> **PROBLEM DETAILS**
Wherever the string "your" occurs in a line of these records, report that line.

> **SOURCE DATA**
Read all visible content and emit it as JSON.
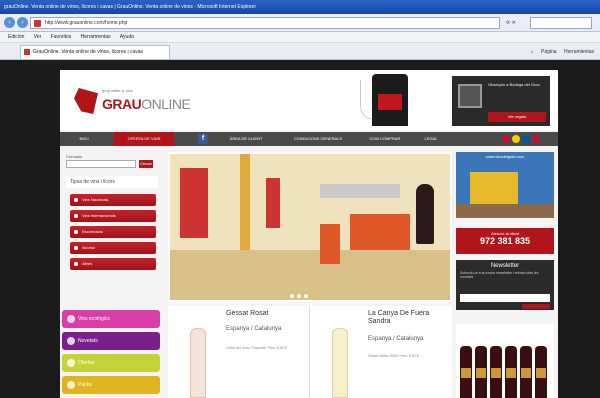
{
  "browser": {
    "window_title": "grauOnline. Venta online de vinos, licores i cavas | GrauOnline. Venta online de vinos - Microsoft Internet Explorer",
    "url": "http://www.grauonline.com/home.php",
    "menu": [
      "Edición",
      "Ver",
      "Favoritos",
      "Herramientas",
      "Ayuda"
    ],
    "tab_title": "GrauOnline. Venta online de vinos, licores i cavas",
    "command_bar": [
      "Página",
      "Herramientas"
    ]
  },
  "site": {
    "logo_sub": "grup celler & vins",
    "logo_main": "GRAU",
    "logo_online": "ONLINE",
    "gift_text": "Obsequio a Bodega del Grau",
    "gift_button": "Ver regalo",
    "nav": [
      {
        "label": "INICI",
        "active": false
      },
      {
        "label": "OFERTA DE VINS",
        "active": true
      },
      {
        "label": "ÀREA DE CLIENT",
        "active": false
      },
      {
        "label": "CONDICIONS GENERALS",
        "active": false
      },
      {
        "label": "COM COMPRAR",
        "active": false
      },
      {
        "label": "LEGAL",
        "active": false
      }
    ],
    "flag_colors": [
      "#c8102e",
      "#ffcc00",
      "#0055a4",
      "#c8102e"
    ],
    "search_label": "Cercador",
    "search_button": "Cercar",
    "sidebar_heading": "Tipus de vins i licors",
    "categories": [
      "Vins Nacionals",
      "Vins Internacionals",
      "Escumosos",
      "Alcohol",
      "Altres"
    ],
    "promos": [
      {
        "label": "Vins ecològics",
        "color": "#d93fa6"
      },
      {
        "label": "Novetats",
        "color": "#7a1f8e"
      },
      {
        "label": "Ofertes",
        "color": "#c6d23a"
      },
      {
        "label": "Packs",
        "color": "#e0b321"
      }
    ],
    "building_caption": "www.vinsdelgrau.com",
    "phone_label": "Atenció al client",
    "phone_number": "972 381 835",
    "newsletter_title": "Newsletter",
    "newsletter_text": "Subscriu-te a la nostra newsletter i rebràs totes les novetats",
    "products": [
      {
        "title": "Gessat Rosat",
        "origin": "Espanya / Catalunya",
        "detail": "Celler del Grau. Empordà. Preu: 6,50 €",
        "bottle": "rose"
      },
      {
        "title": "La Canya De Fuera Sandra",
        "origin": "Espanya / Catalunya",
        "detail": "Vinyes Velles 2009. Preu: 9,90 €",
        "bottle": "white"
      }
    ]
  }
}
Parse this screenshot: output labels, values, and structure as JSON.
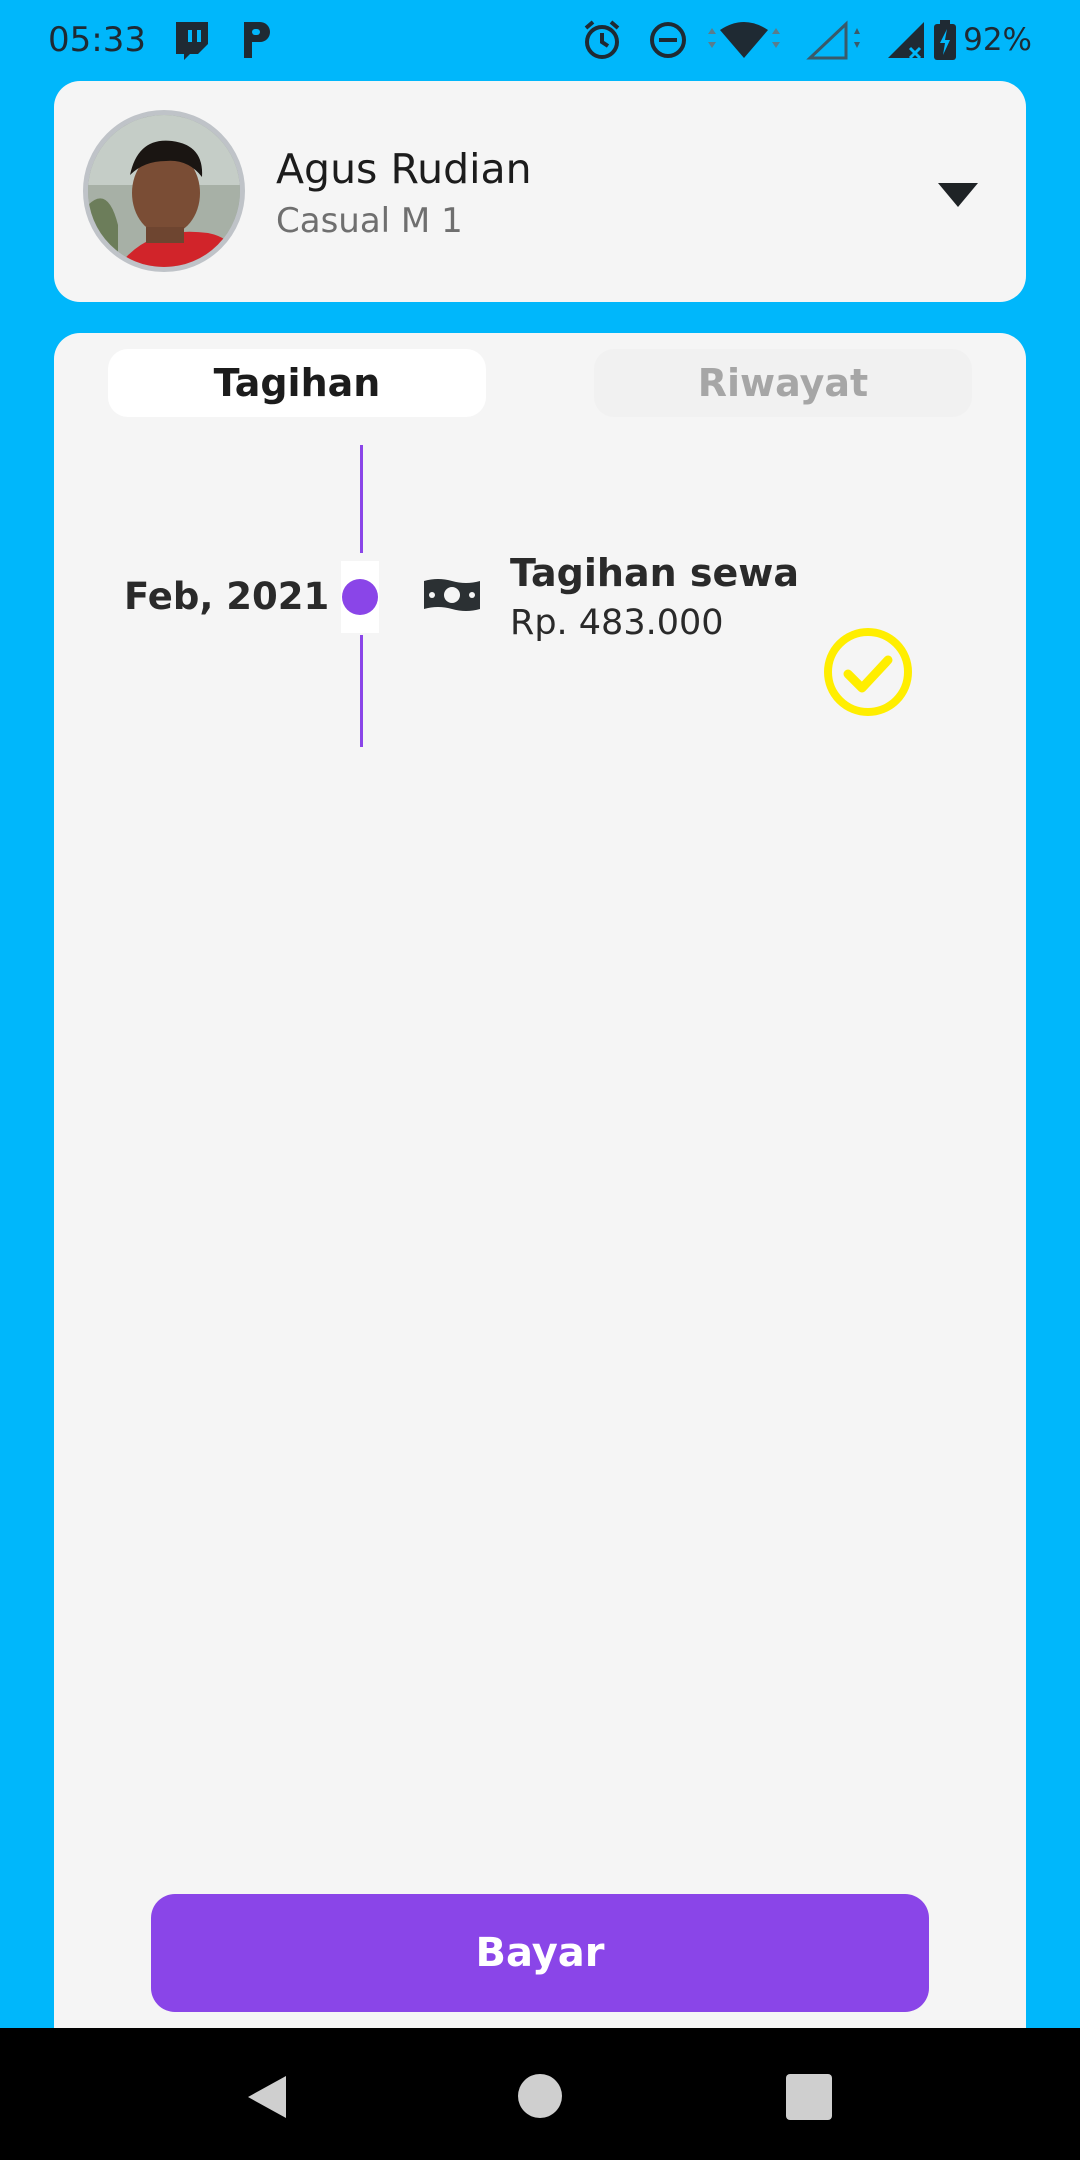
{
  "status_bar": {
    "time": "05:33",
    "battery": "92%",
    "icons": [
      "twitch-icon",
      "parking-icon",
      "alarm-icon",
      "do-not-disturb-icon",
      "wifi-icon",
      "signal-empty-icon",
      "signal-icon",
      "battery-charging-icon"
    ]
  },
  "profile": {
    "name": "Agus Rudian",
    "room": "Casual M 1",
    "dropdown_icon": "chevron-down-icon"
  },
  "tabs": [
    {
      "label": "Tagihan",
      "active": true
    },
    {
      "label": "Riwayat",
      "active": false
    }
  ],
  "timeline": {
    "entries": [
      {
        "date": "Feb, 2021",
        "title": "Tagihan sewa",
        "amount": "Rp. 483.000",
        "status": "paid",
        "icon": "money-icon"
      }
    ]
  },
  "actions": {
    "pay_label": "Bayar"
  },
  "colors": {
    "background": "#00B7FB",
    "card": "#F5F5F5",
    "accent": "#8A45E8",
    "check": "#FFEE00"
  },
  "nav": {
    "icons": [
      "back-icon",
      "home-icon",
      "recents-icon"
    ]
  }
}
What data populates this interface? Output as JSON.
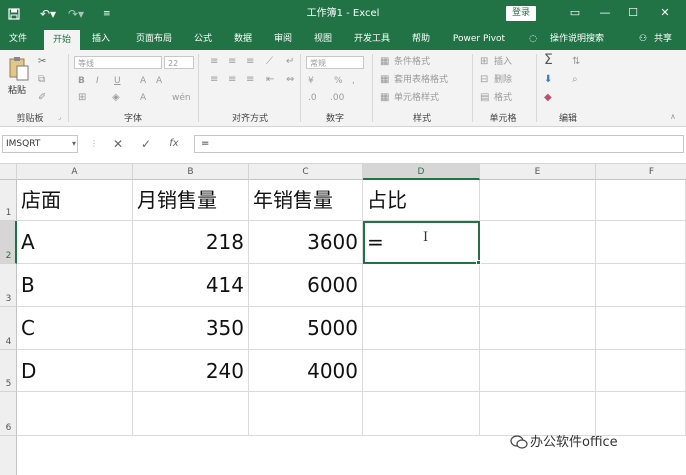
{
  "window": {
    "title": "工作簿1 - Excel",
    "login_label": "登录",
    "controls": [
      "▭",
      "—",
      "☐",
      "✕"
    ]
  },
  "quick_access": {
    "save_icon": "save-icon",
    "undo_icon": "undo-icon",
    "redo_icon": "redo-icon",
    "customize_icon": "customize-icon"
  },
  "tabs": [
    {
      "label": "文件"
    },
    {
      "label": "开始"
    },
    {
      "label": "插入"
    },
    {
      "label": "页面布局"
    },
    {
      "label": "公式"
    },
    {
      "label": "数据"
    },
    {
      "label": "审阅"
    },
    {
      "label": "视图"
    },
    {
      "label": "开发工具"
    },
    {
      "label": "帮助"
    },
    {
      "label": "Power Pivot"
    },
    {
      "label": "操作说明搜索"
    },
    {
      "label": "共享"
    }
  ],
  "ribbon": {
    "clipboard": {
      "label": "剪贴板",
      "paste_label": "粘贴"
    },
    "font": {
      "label": "字体",
      "font_name": "等线",
      "font_size": "22"
    },
    "alignment": {
      "label": "对齐方式"
    },
    "number": {
      "label": "数字",
      "format": "常规"
    },
    "styles": {
      "label": "样式",
      "conditional": "条件格式",
      "table": "套用表格格式",
      "cell_styles": "单元格样式"
    },
    "cells": {
      "label": "单元格",
      "insert": "插入",
      "delete": "删除",
      "format": "格式"
    },
    "editing": {
      "label": "编辑"
    }
  },
  "formula_bar": {
    "name_box": "IMSQRT",
    "cancel": "✕",
    "enter": "✓",
    "fx": "fx",
    "content": "="
  },
  "columns": [
    "A",
    "B",
    "C",
    "D",
    "E",
    "F"
  ],
  "rows": [
    "1",
    "2",
    "3",
    "4",
    "5",
    "6"
  ],
  "cells": {
    "A1": "店面",
    "B1": "月销售量",
    "C1": "年销售量",
    "D1": "占比",
    "A2": "A",
    "B2": "218",
    "C2": "3600",
    "D2": "=",
    "A3": "B",
    "B3": "414",
    "C3": "6000",
    "A4": "C",
    "B4": "350",
    "C4": "5000",
    "A5": "D",
    "B5": "240",
    "C5": "4000"
  },
  "cursor_glyph": "I",
  "watermark": "办公软件office"
}
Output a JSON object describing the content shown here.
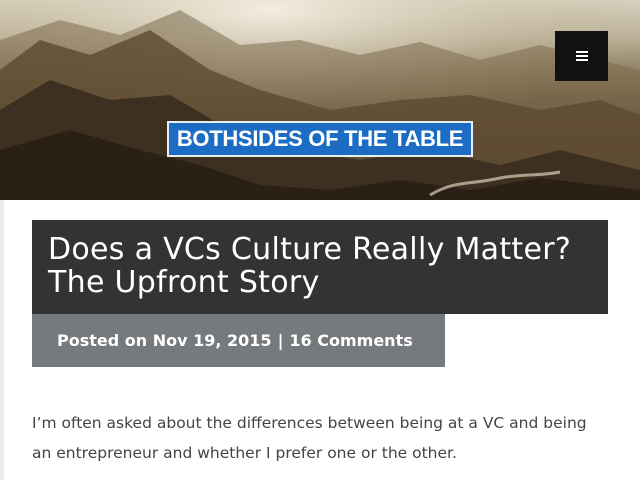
{
  "header": {
    "logo_text": "BOTHSIDES OF THE TABLE",
    "menu_icon": "hamburger-icon"
  },
  "post": {
    "title": "Does a VCs Culture Really Matter? The Upfront Story",
    "posted_label": "Posted on",
    "date": "Nov 19, 2015",
    "separator": "|",
    "comments": "16 Comments",
    "intro": "I’m often asked about the differences between being at a VC and being an entrepreneur and whether I prefer one or the other."
  },
  "colors": {
    "logo_bg": "#1d6cc4",
    "title_bg": "#333333",
    "meta_bg": "#777a7d",
    "menu_bg": "#111111"
  }
}
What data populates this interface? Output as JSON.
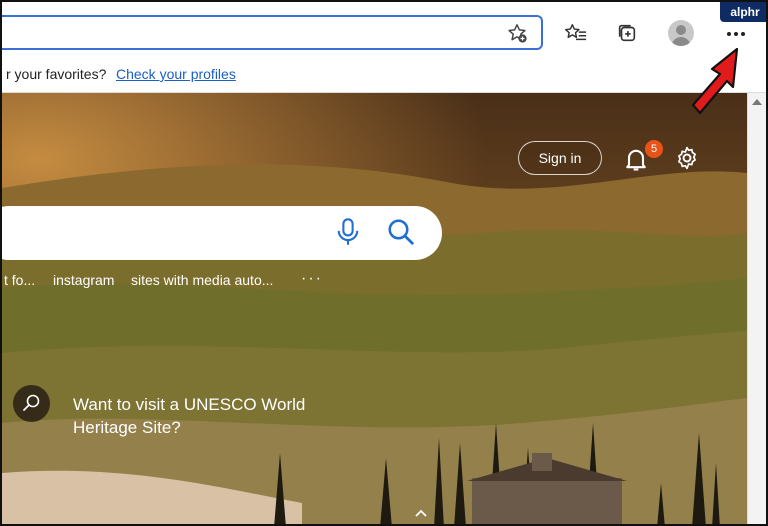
{
  "watermark": "alphr",
  "toolbar": {
    "address_value": "",
    "favorite_icon": "star-plus-icon",
    "favorites_icon": "favorites-list-icon",
    "collections_icon": "collections-icon",
    "profile_icon": "avatar-icon",
    "more_icon": "more-horizontal-icon"
  },
  "favorites_bar": {
    "message": "r your favorites?",
    "link": "Check your profiles"
  },
  "newtab": {
    "sign_in": "Sign in",
    "notification_count": "5",
    "quick_links": [
      "t fo...",
      "instagram",
      "sites with media auto..."
    ],
    "more_links": "···",
    "fact_text": "Want to visit a UNESCO World Heritage Site?"
  },
  "colors": {
    "accent": "#3b6fd6",
    "link": "#1a5fc2",
    "badge": "#e8531a",
    "arrow": "#e11b1b"
  }
}
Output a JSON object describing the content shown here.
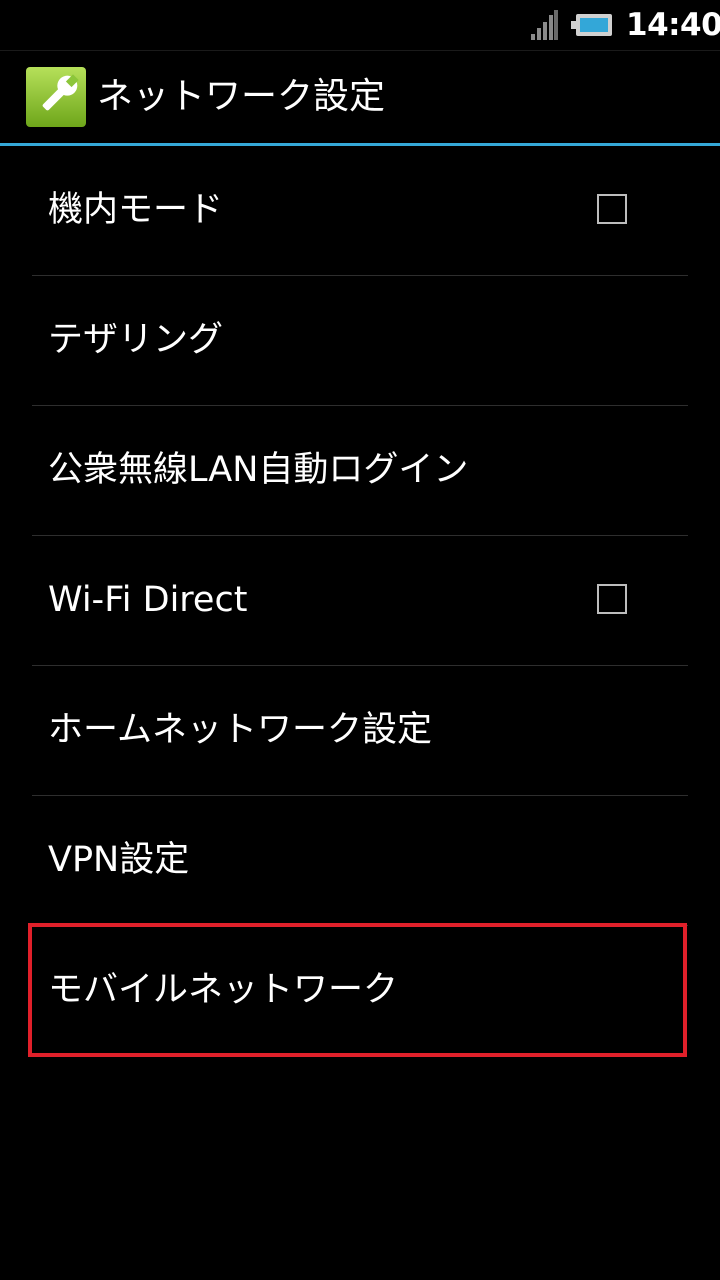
{
  "status_bar": {
    "time": "14:40",
    "signal_icon": "signal-strength-icon",
    "battery_icon": "battery-icon",
    "battery_color": "#33a7d8"
  },
  "title_bar": {
    "icon": "wrench-icon",
    "title": "ネットワーク設定",
    "accent_color": "#35a8d8"
  },
  "items": [
    {
      "label": "機内モード",
      "checkbox": true,
      "checked": false
    },
    {
      "label": "テザリング",
      "checkbox": false
    },
    {
      "label": "公衆無線LAN自動ログイン",
      "checkbox": false
    },
    {
      "label": "Wi-Fi Direct",
      "checkbox": true,
      "checked": false
    },
    {
      "label": "ホームネットワーク設定",
      "checkbox": false
    },
    {
      "label": "VPN設定",
      "checkbox": false
    },
    {
      "label": "モバイルネットワーク",
      "checkbox": false,
      "highlighted": true
    }
  ],
  "highlight_color": "#e0202a"
}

> **TASK RESPONSE**
    "message": "r your favorites?",
    "link": "Check your profiles"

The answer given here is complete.